===== SUPPLIED ENTRIES

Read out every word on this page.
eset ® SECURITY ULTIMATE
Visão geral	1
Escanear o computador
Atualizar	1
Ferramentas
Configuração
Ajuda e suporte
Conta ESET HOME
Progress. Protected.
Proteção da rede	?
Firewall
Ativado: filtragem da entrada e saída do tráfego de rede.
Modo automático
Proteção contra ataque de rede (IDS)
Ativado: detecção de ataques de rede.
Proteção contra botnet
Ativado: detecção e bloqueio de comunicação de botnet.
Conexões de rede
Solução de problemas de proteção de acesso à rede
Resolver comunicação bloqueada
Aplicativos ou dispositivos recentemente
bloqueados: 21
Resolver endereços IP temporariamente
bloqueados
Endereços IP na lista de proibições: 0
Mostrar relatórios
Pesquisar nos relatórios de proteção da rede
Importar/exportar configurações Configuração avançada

==========

◆ **WHAT YOU ARE ASKED TO DO**:
Set down the entries above again, word for word.

◆ **WRITTEN ANSWER**:
Read out every word on this page.
eset ® SECURITY ULTIMATE
Visão geral	1
Escanear o computador
Atualizar	1
Ferramentas
Configuração
Ajuda e suporte
Conta ESET HOME
Progress. Protected.
Proteção da rede	?
Firewall
Ativado: filtragem da entrada e saída do tráfego de rede.
Modo automático
Proteção contra ataque de rede (IDS)
Ativado: detecção de ataques de rede.
Proteção contra botnet
Ativado: detecção e bloqueio de comunicação de botnet.
Conexões de rede
Solução de problemas de proteção de acesso à rede
Resolver comunicação bloqueada
Aplicativos ou dispositivos recentemente
bloqueados: 21
Resolver endereços IP temporariamente
bloqueados
Endereços IP na lista de proibições: 0
Mostrar relatórios
Pesquisar nos relatórios de proteção da rede
Importar/exportar configurações Configuração avançada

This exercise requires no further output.